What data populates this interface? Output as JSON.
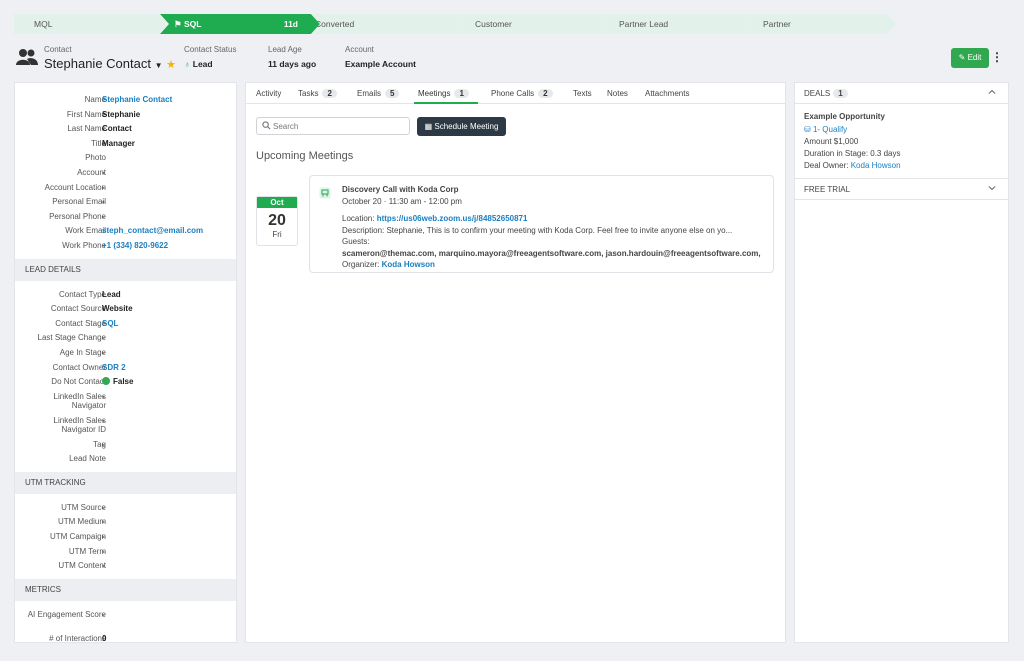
{
  "pipeline": [
    {
      "label": "MQL",
      "age": ""
    },
    {
      "label": "SQL",
      "age": "11d"
    },
    {
      "label": "Converted",
      "age": ""
    },
    {
      "label": "Customer",
      "age": ""
    },
    {
      "label": "Partner Lead",
      "age": ""
    },
    {
      "label": "Partner",
      "age": ""
    }
  ],
  "header": {
    "contact_caption": "Contact",
    "contact_name": "Stephanie Contact",
    "status_caption": "Contact Status",
    "status_value": "Lead",
    "age_caption": "Lead Age",
    "age_value": "11 days ago",
    "account_caption": "Account",
    "account_value": "Example Account",
    "edit_label": "Edit"
  },
  "details": [
    {
      "key": "Name",
      "value": "Stephanie Contact",
      "style": "link"
    },
    {
      "key": "First Name",
      "value": "Stephanie",
      "style": "bold"
    },
    {
      "key": "Last Name",
      "value": "Contact",
      "style": "bold"
    },
    {
      "key": "Title",
      "value": "Manager",
      "style": "bold"
    },
    {
      "key": "Photo",
      "value": "",
      "style": "bold"
    },
    {
      "key": "Account",
      "value": "-",
      "style": "bold"
    },
    {
      "key": "Account Location",
      "value": "-",
      "style": "bold"
    },
    {
      "key": "Personal Email",
      "value": "-",
      "style": "bold"
    },
    {
      "key": "Personal Phone",
      "value": "-",
      "style": "bold"
    },
    {
      "key": "Work Email",
      "value": "steph_contact@email.com",
      "style": "link"
    },
    {
      "key": "Work Phone",
      "value": "+1 (334) 820-9622",
      "style": "link"
    }
  ],
  "lead_details": {
    "title": "LEAD DETAILS",
    "rows": [
      {
        "key": "Contact Type",
        "value": "Lead",
        "style": "bold"
      },
      {
        "key": "Contact Source",
        "value": "Website",
        "style": "bold"
      },
      {
        "key": "Contact Stage",
        "value": "SQL",
        "style": "link"
      },
      {
        "key": "Last Stage Change",
        "value": "-",
        "style": "bold"
      },
      {
        "key": "Age In Stage",
        "value": "-",
        "style": "bold"
      },
      {
        "key": "Contact Owner",
        "value": "SDR 2",
        "style": "link"
      },
      {
        "key": "Do Not Contact",
        "value": "False",
        "style": "dot"
      },
      {
        "key": "LinkedIn Sales Navigator",
        "value": "-",
        "style": "bold"
      },
      {
        "key": "LinkedIn Sales Navigator ID",
        "value": "-",
        "style": "bold"
      },
      {
        "key": "Tag",
        "value": "-",
        "style": "bold"
      },
      {
        "key": "Lead Note",
        "value": "",
        "style": "bold"
      }
    ]
  },
  "utm": {
    "title": "UTM TRACKING",
    "rows": [
      {
        "key": "UTM Source",
        "value": "-"
      },
      {
        "key": "UTM Medium",
        "value": "-"
      },
      {
        "key": "UTM Campaign",
        "value": "-"
      },
      {
        "key": "UTM Term",
        "value": "-"
      },
      {
        "key": "UTM Content",
        "value": "-"
      }
    ]
  },
  "metrics": {
    "title": "METRICS",
    "rows": [
      {
        "key": "AI Engagement Score",
        "value": "-"
      },
      {
        "key": "# of Interactions",
        "value": "0"
      }
    ]
  },
  "tabs": [
    {
      "label": "Activity",
      "count": ""
    },
    {
      "label": "Tasks",
      "count": "2"
    },
    {
      "label": "Emails",
      "count": "5"
    },
    {
      "label": "Meetings",
      "count": "1"
    },
    {
      "label": "Phone Calls",
      "count": "2"
    },
    {
      "label": "Texts",
      "count": ""
    },
    {
      "label": "Notes",
      "count": ""
    },
    {
      "label": "Attachments",
      "count": ""
    }
  ],
  "meetings": {
    "search_placeholder": "Search",
    "schedule_label": "Schedule Meeting",
    "upcoming_title": "Upcoming Meetings",
    "date": {
      "month": "Oct",
      "day": "20",
      "dow": "Fri"
    },
    "title": "Discovery Call with Koda Corp",
    "when": "October 20  ·  11:30 am - 12:00 pm",
    "location_label": "Location:",
    "location_value": "https://us06web.zoom.us/j/84852650871",
    "description": "Description: Stephanie, This is to confirm your meeting with Koda Corp. Feel free to invite anyone else on yo...",
    "guests_label": "Guests:",
    "guests_value": "scameron@themac.com, marquino.mayora@freeagentsoftware.com, jason.hardouin@freeagentsoftware.com,",
    "organizer_label": "Organizer:",
    "organizer_value": "Koda Howson"
  },
  "deals": {
    "title": "DEALS",
    "count": "1",
    "name": "Example Opportunity",
    "stage": "1- Qualify",
    "amount": "Amount  $1,000",
    "duration": "Duration in Stage:  0.3 days",
    "owner_label": "Deal Owner:",
    "owner_value": "Koda Howson"
  },
  "free_trial": {
    "title": "FREE TRIAL"
  },
  "colors": {
    "accent": "#1fab4f",
    "link": "#1a7fc1",
    "dark_button": "#2d3a46"
  }
}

--*--

- **Short problem**:
List each line of the records that holds the string "Account".

- **Exercise result**:
    "account_caption": "Account",
    "account_value": "Example Account",
      "key": "Account",
      "key": "Account Location",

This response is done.